**SHORT TASK 1:** Print the stretch of the blog post on evil and institutions from "And when you" through "toward evil ends.", word for word.
**SHORT TASK 2:** Put this sentence from the blog post on evil and institutions into Spanish: "Evil has become, for the most part, corporate."
+++ SELECTION
Anthony McCarthy stirred my thinking with this comment at another blog:
It's so funny how being realistic about things such as the Ivys and scientists gives people here the heebie jeebies. For Pete's sake, they put their pants on the same way all of us do. They're [no] less prone to evil than the Vatican or Wall Street.
Evil has become, for the most part, corporate. Well, that's not quite right; it is our conception of evil that has changed. We attach it almost wholly to institutions (the church; multi-national corporations; the government) or to individuals with great power (Senators; Presidents; Vice-Presidents; CEO's). Seldom do we attach it to individuals as individuals. Would anybody really consider Dick Cheney evil if he hadn't been Vice-President of the United States for 8 years? He'd have been no different as a private citizen running Halliburton (poorly, by all accounts; its stock tripled in value after Cheney returned to public office and Halliburton became the contractor of choice in Iraq and Afghanistan), but would we have considered him evil then, or even noticed him? Individuals we barely consider evil at all, and therein lies an interesting distinction.
Consider what Sherri said earlier, a familiar lament:
What will the church do? What has the 'church' done? The loudest part will continue to do what it's been doing: fight abortion, but ignore the living, and measure their success by numbers and money and power gained.
Can you tell I'm feeling discouraged these days?
And when you consider that the Church does, or doesn't do, it's terribly easy to feel discouraged. But part of the problem is that our default position is the hearts of the people may be pure (well, some of them; I'm pretty sure about me and thee, although maybe not always about thee), but the heart of the institution is selfish and corrupt and bent toward evil ends.
Who, then, is the institution? Is it me and thee? Or is it "them"?
++++++
+++ PROVIDED RECORDS
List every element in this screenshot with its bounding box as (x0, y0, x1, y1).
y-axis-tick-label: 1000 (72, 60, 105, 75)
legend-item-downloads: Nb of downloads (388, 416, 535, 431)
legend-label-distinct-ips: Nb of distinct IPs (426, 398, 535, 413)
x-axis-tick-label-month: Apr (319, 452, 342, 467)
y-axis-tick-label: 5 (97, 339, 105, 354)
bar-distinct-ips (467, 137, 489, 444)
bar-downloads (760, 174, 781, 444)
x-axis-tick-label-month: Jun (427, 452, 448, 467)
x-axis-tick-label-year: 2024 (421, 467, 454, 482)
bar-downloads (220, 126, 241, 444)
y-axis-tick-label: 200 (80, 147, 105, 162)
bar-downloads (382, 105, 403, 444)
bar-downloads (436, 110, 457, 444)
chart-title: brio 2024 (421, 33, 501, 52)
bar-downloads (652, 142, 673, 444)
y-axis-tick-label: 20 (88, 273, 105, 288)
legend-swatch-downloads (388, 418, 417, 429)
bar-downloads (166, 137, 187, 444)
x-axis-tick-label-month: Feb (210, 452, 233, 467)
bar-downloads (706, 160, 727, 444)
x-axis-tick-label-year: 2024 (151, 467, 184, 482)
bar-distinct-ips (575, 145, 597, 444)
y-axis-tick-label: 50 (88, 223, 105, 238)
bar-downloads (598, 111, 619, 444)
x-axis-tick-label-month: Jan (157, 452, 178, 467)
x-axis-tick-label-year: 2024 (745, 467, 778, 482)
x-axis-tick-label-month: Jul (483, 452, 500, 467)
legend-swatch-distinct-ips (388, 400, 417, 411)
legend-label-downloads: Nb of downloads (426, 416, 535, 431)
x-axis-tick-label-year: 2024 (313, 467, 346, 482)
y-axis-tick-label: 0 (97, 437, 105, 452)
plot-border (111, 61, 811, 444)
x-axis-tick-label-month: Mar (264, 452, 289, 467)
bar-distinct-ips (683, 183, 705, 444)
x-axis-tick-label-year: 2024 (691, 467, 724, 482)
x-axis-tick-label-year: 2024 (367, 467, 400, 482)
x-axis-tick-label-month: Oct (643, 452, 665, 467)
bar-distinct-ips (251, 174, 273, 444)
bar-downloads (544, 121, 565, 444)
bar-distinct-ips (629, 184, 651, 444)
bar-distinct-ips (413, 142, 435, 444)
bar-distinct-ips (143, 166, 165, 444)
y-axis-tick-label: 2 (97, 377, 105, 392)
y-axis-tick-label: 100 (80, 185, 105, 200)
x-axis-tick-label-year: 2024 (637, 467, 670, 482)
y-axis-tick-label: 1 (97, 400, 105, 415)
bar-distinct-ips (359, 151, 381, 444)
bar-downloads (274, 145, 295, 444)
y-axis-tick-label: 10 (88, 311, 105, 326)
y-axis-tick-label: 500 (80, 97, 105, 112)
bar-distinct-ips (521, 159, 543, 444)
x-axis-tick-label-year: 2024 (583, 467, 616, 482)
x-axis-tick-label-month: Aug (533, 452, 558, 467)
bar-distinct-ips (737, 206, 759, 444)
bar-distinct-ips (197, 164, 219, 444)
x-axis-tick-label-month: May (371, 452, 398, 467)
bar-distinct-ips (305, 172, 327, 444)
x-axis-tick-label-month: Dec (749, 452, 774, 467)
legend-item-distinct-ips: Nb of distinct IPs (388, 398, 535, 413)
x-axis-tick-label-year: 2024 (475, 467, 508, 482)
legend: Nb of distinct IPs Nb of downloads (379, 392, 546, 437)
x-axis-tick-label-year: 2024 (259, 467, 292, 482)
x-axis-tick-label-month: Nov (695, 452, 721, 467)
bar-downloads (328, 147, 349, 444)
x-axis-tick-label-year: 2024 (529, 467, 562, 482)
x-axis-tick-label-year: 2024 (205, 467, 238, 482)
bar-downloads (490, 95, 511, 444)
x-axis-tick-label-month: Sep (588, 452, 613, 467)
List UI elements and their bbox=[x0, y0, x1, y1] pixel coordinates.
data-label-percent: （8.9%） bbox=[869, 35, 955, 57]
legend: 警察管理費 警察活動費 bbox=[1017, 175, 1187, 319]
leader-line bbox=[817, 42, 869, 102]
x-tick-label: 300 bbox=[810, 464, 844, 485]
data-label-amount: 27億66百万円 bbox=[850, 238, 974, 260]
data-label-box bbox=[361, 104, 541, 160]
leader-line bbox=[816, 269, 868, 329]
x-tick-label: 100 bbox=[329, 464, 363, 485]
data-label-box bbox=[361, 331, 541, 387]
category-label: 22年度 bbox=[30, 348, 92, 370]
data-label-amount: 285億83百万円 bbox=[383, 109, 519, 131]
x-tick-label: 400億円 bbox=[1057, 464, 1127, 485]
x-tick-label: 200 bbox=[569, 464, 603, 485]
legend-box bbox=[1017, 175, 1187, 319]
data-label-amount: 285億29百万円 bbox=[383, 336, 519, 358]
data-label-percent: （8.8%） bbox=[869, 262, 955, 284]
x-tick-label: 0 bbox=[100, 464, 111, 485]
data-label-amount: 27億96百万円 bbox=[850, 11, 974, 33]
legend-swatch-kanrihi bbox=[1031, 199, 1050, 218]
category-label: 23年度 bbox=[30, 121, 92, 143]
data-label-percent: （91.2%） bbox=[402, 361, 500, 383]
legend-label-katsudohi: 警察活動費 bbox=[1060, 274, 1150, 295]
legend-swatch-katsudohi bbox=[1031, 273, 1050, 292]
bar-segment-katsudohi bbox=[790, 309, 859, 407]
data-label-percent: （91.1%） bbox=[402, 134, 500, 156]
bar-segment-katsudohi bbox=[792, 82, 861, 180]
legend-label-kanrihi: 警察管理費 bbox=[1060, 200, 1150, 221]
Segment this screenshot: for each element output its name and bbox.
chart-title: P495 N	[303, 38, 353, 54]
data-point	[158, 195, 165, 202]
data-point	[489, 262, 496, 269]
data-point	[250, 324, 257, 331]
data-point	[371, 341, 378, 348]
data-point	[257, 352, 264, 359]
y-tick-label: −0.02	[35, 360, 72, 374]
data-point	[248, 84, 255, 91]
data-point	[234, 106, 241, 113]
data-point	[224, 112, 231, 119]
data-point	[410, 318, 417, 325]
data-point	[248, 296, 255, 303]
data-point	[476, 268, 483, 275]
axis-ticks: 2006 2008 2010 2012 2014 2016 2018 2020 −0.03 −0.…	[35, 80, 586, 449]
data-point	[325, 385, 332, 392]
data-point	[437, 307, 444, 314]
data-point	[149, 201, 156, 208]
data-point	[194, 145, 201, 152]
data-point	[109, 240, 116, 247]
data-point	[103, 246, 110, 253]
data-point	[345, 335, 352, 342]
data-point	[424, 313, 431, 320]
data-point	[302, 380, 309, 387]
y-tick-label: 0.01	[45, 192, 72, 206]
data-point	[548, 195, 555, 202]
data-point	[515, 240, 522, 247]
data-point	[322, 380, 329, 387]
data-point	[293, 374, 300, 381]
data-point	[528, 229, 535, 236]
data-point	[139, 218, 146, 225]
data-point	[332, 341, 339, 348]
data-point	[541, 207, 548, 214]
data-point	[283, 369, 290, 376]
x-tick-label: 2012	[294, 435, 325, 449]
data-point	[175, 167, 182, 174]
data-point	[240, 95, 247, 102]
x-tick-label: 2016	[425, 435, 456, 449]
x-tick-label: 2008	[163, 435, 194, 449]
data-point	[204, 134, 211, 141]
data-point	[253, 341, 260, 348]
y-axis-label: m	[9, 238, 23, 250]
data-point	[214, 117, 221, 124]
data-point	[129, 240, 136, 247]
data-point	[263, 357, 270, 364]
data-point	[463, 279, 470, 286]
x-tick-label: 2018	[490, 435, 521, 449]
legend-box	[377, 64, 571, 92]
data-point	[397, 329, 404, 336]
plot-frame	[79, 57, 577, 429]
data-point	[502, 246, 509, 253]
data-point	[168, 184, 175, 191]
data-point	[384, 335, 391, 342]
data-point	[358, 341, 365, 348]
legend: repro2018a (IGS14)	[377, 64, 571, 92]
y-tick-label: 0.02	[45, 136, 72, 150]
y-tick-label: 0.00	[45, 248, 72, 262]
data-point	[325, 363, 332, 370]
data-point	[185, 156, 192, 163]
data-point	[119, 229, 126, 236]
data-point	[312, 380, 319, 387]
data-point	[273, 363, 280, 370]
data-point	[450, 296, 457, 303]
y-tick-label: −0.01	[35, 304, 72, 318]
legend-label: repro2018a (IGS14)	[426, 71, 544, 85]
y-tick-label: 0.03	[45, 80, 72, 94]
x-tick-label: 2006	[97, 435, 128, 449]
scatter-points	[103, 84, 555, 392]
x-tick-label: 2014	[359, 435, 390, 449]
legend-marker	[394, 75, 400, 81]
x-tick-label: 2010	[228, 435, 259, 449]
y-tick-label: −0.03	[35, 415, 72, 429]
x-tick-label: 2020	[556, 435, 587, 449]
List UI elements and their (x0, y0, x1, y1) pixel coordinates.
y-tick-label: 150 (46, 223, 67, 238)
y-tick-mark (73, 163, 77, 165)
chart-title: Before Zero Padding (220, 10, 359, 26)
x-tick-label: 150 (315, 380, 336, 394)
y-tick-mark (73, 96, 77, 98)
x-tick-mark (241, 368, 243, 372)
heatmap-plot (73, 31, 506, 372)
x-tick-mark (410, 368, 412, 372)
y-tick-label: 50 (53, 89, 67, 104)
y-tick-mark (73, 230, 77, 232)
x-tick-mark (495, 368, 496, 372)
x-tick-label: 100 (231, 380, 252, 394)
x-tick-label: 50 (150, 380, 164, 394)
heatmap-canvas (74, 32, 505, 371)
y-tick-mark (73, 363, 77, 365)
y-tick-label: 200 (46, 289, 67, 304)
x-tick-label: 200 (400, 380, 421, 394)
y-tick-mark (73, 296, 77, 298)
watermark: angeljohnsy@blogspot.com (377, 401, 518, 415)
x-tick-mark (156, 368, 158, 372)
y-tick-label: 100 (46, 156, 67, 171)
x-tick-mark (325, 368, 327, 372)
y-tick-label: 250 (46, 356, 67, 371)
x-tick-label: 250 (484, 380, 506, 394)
++++++
**FULL RESPONSE 1:**
And when you consider that the Church does, or doesn't do, it's terribly easy to feel discouraged. But part of the problem is that our default position is the hearts of the people may be pure (well, some of them; I'm pretty sure about me and thee, although maybe not always about thee), but the heart of the institution is selfish and corrupt and bent toward evil ends.

**FULL RESPONSE 2:** El mal se ha vuelto, en su mayor parte, corporativo.